- [THE TASK]: Make an exact copy of the records, with the images left out.
---------- DATA LINES
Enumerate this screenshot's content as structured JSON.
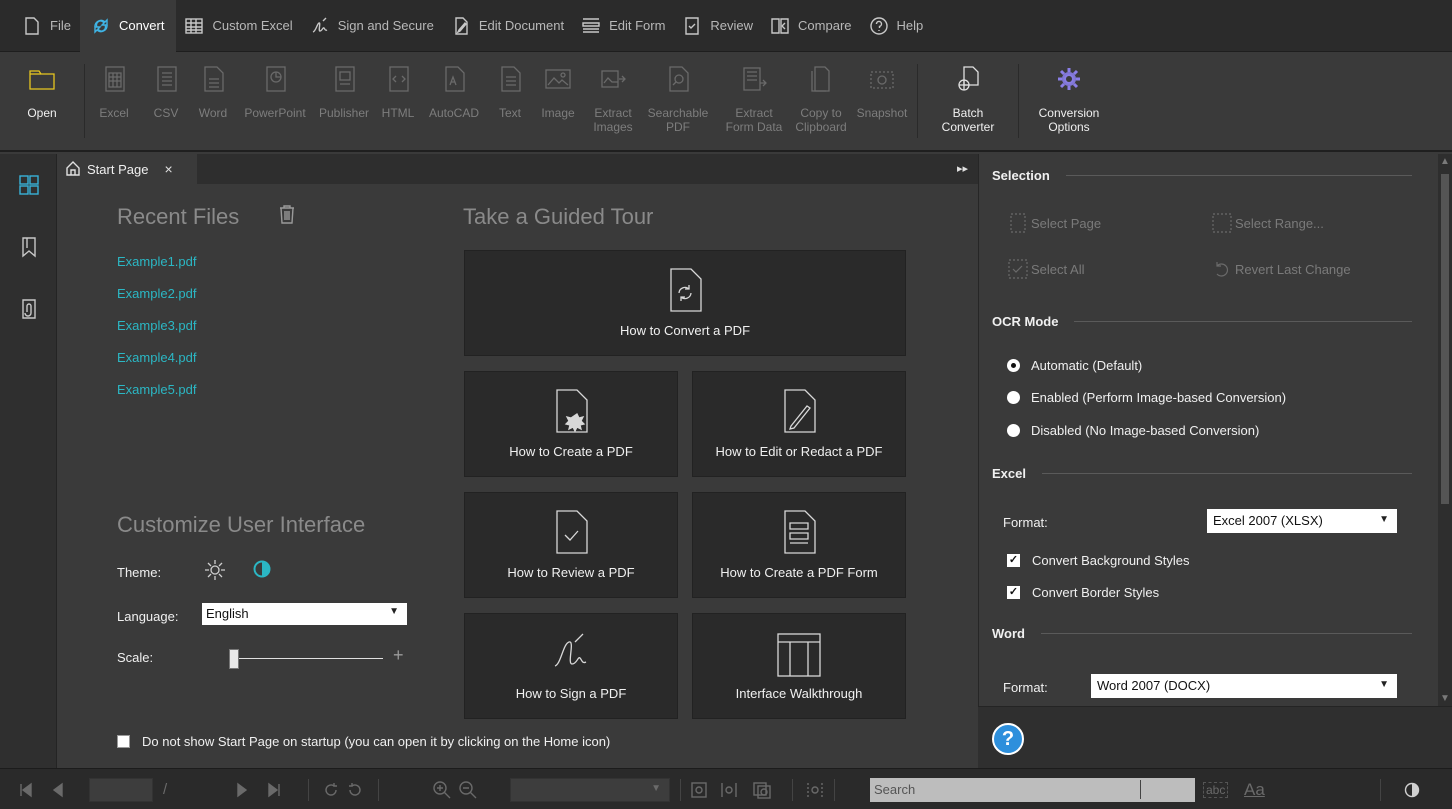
{
  "menu": {
    "items": [
      {
        "label": "File",
        "icon": "file-icon"
      },
      {
        "label": "Convert",
        "icon": "convert-icon",
        "active": true
      },
      {
        "label": "Custom Excel",
        "icon": "grid-icon"
      },
      {
        "label": "Sign and Secure",
        "icon": "signature-icon"
      },
      {
        "label": "Edit Document",
        "icon": "edit-document-icon"
      },
      {
        "label": "Edit Form",
        "icon": "form-icon"
      },
      {
        "label": "Review",
        "icon": "review-icon"
      },
      {
        "label": "Compare",
        "icon": "compare-icon"
      },
      {
        "label": "Help",
        "icon": "help-icon"
      }
    ]
  },
  "ribbon": {
    "open": "Open",
    "excel": "Excel",
    "csv": "CSV",
    "word": "Word",
    "powerpoint": "PowerPoint",
    "publisher": "Publisher",
    "html": "HTML",
    "autocad": "AutoCAD",
    "text": "Text",
    "image": "Image",
    "extract_images_1": "Extract",
    "extract_images_2": "Images",
    "searchable_pdf_1": "Searchable",
    "searchable_pdf_2": "PDF",
    "extract_form_1": "Extract",
    "extract_form_2": "Form Data",
    "copy_clip_1": "Copy to",
    "copy_clip_2": "Clipboard",
    "snapshot": "Snapshot",
    "batch_1": "Batch",
    "batch_2": "Converter",
    "conv_opt_1": "Conversion",
    "conv_opt_2": "Options"
  },
  "tab": {
    "label": "Start Page",
    "close": "×"
  },
  "start": {
    "recent_title": "Recent Files",
    "recent_files": [
      "Example1.pdf",
      "Example2.pdf",
      "Example3.pdf",
      "Example4.pdf",
      "Example5.pdf"
    ],
    "tour_title": "Take a Guided Tour",
    "tours": {
      "convert": "How to Convert a PDF",
      "create": "How to Create a PDF",
      "edit": "How to Edit or Redact a PDF",
      "review": "How to Review a PDF",
      "form": "How to Create a PDF Form",
      "sign": "How to Sign a PDF",
      "walkthrough": "Interface Walkthrough"
    },
    "custom_title": "Customize User Interface",
    "theme_label": "Theme:",
    "language_label": "Language:",
    "language_value": "English",
    "scale_label": "Scale:",
    "scale_plus": "+",
    "startup_text": "Do not show Start Page on startup (you can open it by clicking on the Home icon)"
  },
  "panel": {
    "selection_title": "Selection",
    "select_page": "Select Page",
    "select_range": "Select Range...",
    "select_all": "Select All",
    "revert": "Revert Last Change",
    "ocr_title": "OCR Mode",
    "ocr_auto": "Automatic (Default)",
    "ocr_enabled": "Enabled (Perform Image-based Conversion)",
    "ocr_disabled": "Disabled (No Image-based Conversion)",
    "excel_title": "Excel",
    "excel_format_label": "Format:",
    "excel_format_value": "Excel 2007 (XLSX)",
    "excel_bg": "Convert Background Styles",
    "excel_border": "Convert Border Styles",
    "word_title": "Word",
    "word_format_label": "Format:",
    "word_format_value": "Word 2007 (DOCX)"
  },
  "status": {
    "page_sep": "/",
    "search_placeholder": "Search",
    "font_label": "Aa",
    "abc_label": "abc"
  },
  "colors": {
    "accent_blue": "#3fb4e5",
    "link_teal": "#2bb7c4",
    "open_yellow": "#e6c620",
    "options_purple": "#8a7ee8",
    "help_blue": "#2d8fdc"
  }
}
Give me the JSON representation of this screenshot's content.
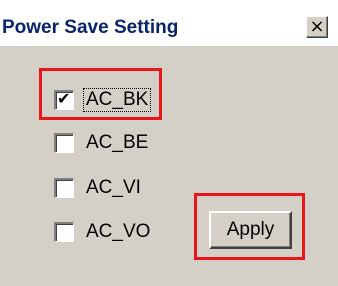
{
  "window": {
    "title": "Power Save Setting",
    "close_glyph": "×"
  },
  "options": [
    {
      "label": "AC_BK",
      "checked": true
    },
    {
      "label": "AC_BE",
      "checked": false
    },
    {
      "label": "AC_VI",
      "checked": false
    },
    {
      "label": "AC_VO",
      "checked": false
    }
  ],
  "check_glyph": "✔",
  "apply_label": "Apply",
  "annotation": {
    "highlight_color": "#e8151b"
  },
  "colors": {
    "title_text": "#0a246a",
    "dialog_face": "#d4d0c8"
  }
}
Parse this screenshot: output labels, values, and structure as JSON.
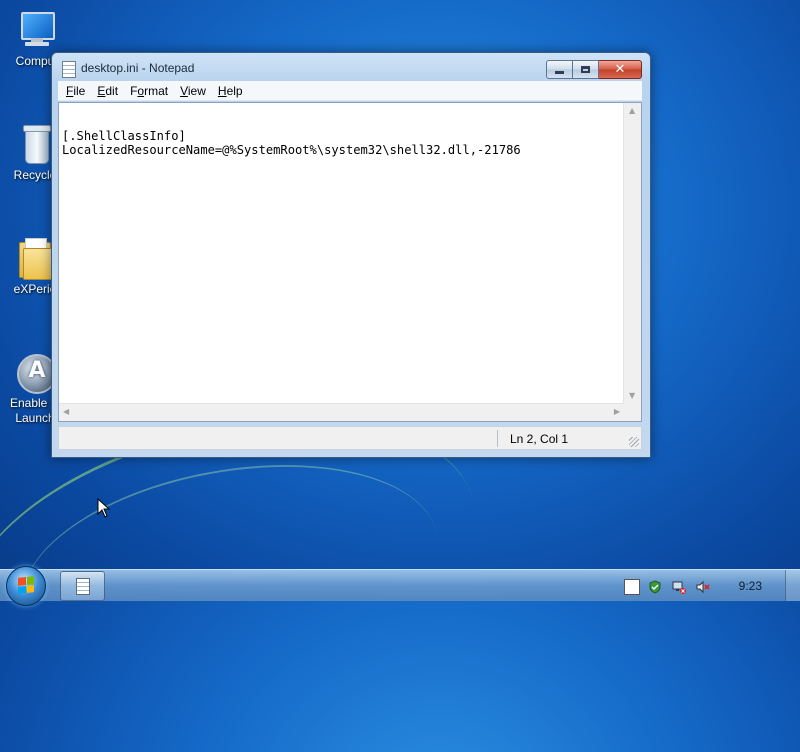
{
  "desktop": {
    "icons": [
      {
        "label": "Compu"
      },
      {
        "label": "Recycle"
      },
      {
        "label": "eXPerie"
      },
      {
        "label": "Enable Q",
        "label2": "Launch"
      }
    ]
  },
  "window": {
    "title": "desktop.ini - Notepad",
    "menu": [
      {
        "label": "File",
        "accel": "F",
        "rest": "ile"
      },
      {
        "label": "Edit",
        "accel": "E",
        "rest": "dit"
      },
      {
        "label": "Format",
        "accel": "o",
        "pre": "F",
        "rest": "rmat"
      },
      {
        "label": "View",
        "accel": "V",
        "rest": "iew"
      },
      {
        "label": "Help",
        "accel": "H",
        "rest": "elp"
      }
    ],
    "content_lines": [
      "[.ShellClassInfo]",
      "LocalizedResourceName=@%SystemRoot%\\system32\\shell32.dll,-21786"
    ],
    "status": {
      "position": "Ln 2, Col 1"
    }
  },
  "taskbar": {
    "clock": "9:23"
  },
  "colors": {
    "desktop_bg": "#1569c8",
    "close_button": "#c13f29",
    "window_frame": "#b8d3ee"
  }
}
--------------------
- [ANSWER FOR THIS EXERCISE]:
Enumerate this screenshot's content as structured JSON.
{
  "menu": {
    "items": [
      {
        "label": "File",
        "icon": "file-icon"
      },
      {
        "label": "Convert",
        "icon": "convert-icon",
        "active": true
      },
      {
        "label": "Custom Excel",
        "icon": "grid-icon"
      },
      {
        "label": "Sign and Secure",
        "icon": "signature-icon"
      },
      {
        "label": "Edit Document",
        "icon": "edit-document-icon"
      },
      {
        "label": "Edit Form",
        "icon": "form-icon"
      },
      {
        "label": "Review",
        "icon": "review-icon"
      },
      {
        "label": "Compare",
        "icon": "compare-icon"
      },
      {
        "label": "Help",
        "icon": "help-icon"
      }
    ]
  },
  "ribbon": {
    "open": "Open",
    "excel": "Excel",
    "csv": "CSV",
    "word": "Word",
    "powerpoint": "PowerPoint",
    "publisher": "Publisher",
    "html": "HTML",
    "autocad": "AutoCAD",
    "text": "Text",
    "image": "Image",
    "extract_images_1": "Extract",
    "extract_images_2": "Images",
    "searchable_pdf_1": "Searchable",
    "searchable_pdf_2": "PDF",
    "extract_form_1": "Extract",
    "extract_form_2": "Form Data",
    "copy_clip_1": "Copy to",
    "copy_clip_2": "Clipboard",
    "snapshot": "Snapshot",
    "batch_1": "Batch",
    "batch_2": "Converter",
    "conv_opt_1": "Conversion",
    "conv_opt_2": "Options"
  },
  "tab": {
    "label": "Start Page",
    "close": "×"
  },
  "start": {
    "recent_title": "Recent Files",
    "recent_files": [
      "Example1.pdf",
      "Example2.pdf",
      "Example3.pdf",
      "Example4.pdf",
      "Example5.pdf"
    ],
    "tour_title": "Take a Guided Tour",
    "tours": {
      "convert": "How to Convert a PDF",
      "create": "How to Create a PDF",
      "edit": "How to Edit or Redact a PDF",
      "review": "How to Review a PDF",
      "form": "How to Create a PDF Form",
      "sign": "How to Sign a PDF",
      "walkthrough": "Interface Walkthrough"
    },
    "custom_title": "Customize User Interface",
    "theme_label": "Theme:",
    "language_label": "Language:",
    "language_value": "English",
    "scale_label": "Scale:",
    "scale_plus": "+",
    "startup_text": "Do not show Start Page on startup (you can open it by clicking on the Home icon)"
  },
  "panel": {
    "selection_title": "Selection",
    "select_page": "Select Page",
    "select_range": "Select Range...",
    "select_all": "Select All",
    "revert": "Revert Last Change",
    "ocr_title": "OCR Mode",
    "ocr_auto": "Automatic (Default)",
    "ocr_enabled": "Enabled (Perform Image-based Conversion)",
    "ocr_disabled": "Disabled (No Image-based Conversion)",
    "excel_title": "Excel",
    "excel_format_label": "Format:",
    "excel_format_value": "Excel 2007 (XLSX)",
    "excel_bg": "Convert Background Styles",
    "excel_border": "Convert Border Styles",
    "word_title": "Word",
    "word_format_label": "Format:",
    "word_format_value": "Word 2007 (DOCX)"
  },
  "status": {
    "page_sep": "/",
    "search_placeholder": "Search",
    "font_label": "Aa",
    "abc_label": "abc"
  },
  "colors": {
    "accent_blue": "#3fb4e5",
    "link_teal": "#2bb7c4",
    "open_yellow": "#e6c620",
    "options_purple": "#8a7ee8",
    "help_blue": "#2d8fdc"
  }
}
Give me the JSON representation of this screenshot's content.
{
  "window": {
    "title": "Power Save Setting",
    "close_glyph": "×"
  },
  "options": [
    {
      "label": "AC_BK",
      "checked": true
    },
    {
      "label": "AC_BE",
      "checked": false
    },
    {
      "label": "AC_VI",
      "checked": false
    },
    {
      "label": "AC_VO",
      "checked": false
    }
  ],
  "check_glyph": "✔",
  "apply_label": "Apply",
  "annotation": {
    "highlight_color": "#e8151b"
  },
  "colors": {
    "title_text": "#0a246a",
    "dialog_face": "#d4d0c8"
  }
}
Parse this screenshot: output labels, values, and structure as JSON.
{
  "desktop": {
    "icons": [
      {
        "label": "Compu"
      },
      {
        "label": "Recycle"
      },
      {
        "label": "eXPerie"
      },
      {
        "label": "Enable Q",
        "label2": "Launch"
      }
    ]
  },
  "window": {
    "title": "desktop.ini - Notepad",
    "menu": [
      {
        "label": "File",
        "accel": "F",
        "rest": "ile"
      },
      {
        "label": "Edit",
        "accel": "E",
        "rest": "dit"
      },
      {
        "label": "Format",
        "accel": "o",
        "pre": "F",
        "rest": "rmat"
      },
      {
        "label": "View",
        "accel": "V",
        "rest": "iew"
      },
      {
        "label": "Help",
        "accel": "H",
        "rest": "elp"
      }
    ],
    "content_lines": [
      "[.ShellClassInfo]",
      "LocalizedResourceName=@%SystemRoot%\\system32\\shell32.dll,-21786"
    ],
    "status": {
      "position": "Ln 2, Col 1"
    }
  },
  "taskbar": {
    "clock": "9:23"
  },
  "colors": {
    "desktop_bg": "#1569c8",
    "close_button": "#c13f29",
    "window_frame": "#b8d3ee"
  }
}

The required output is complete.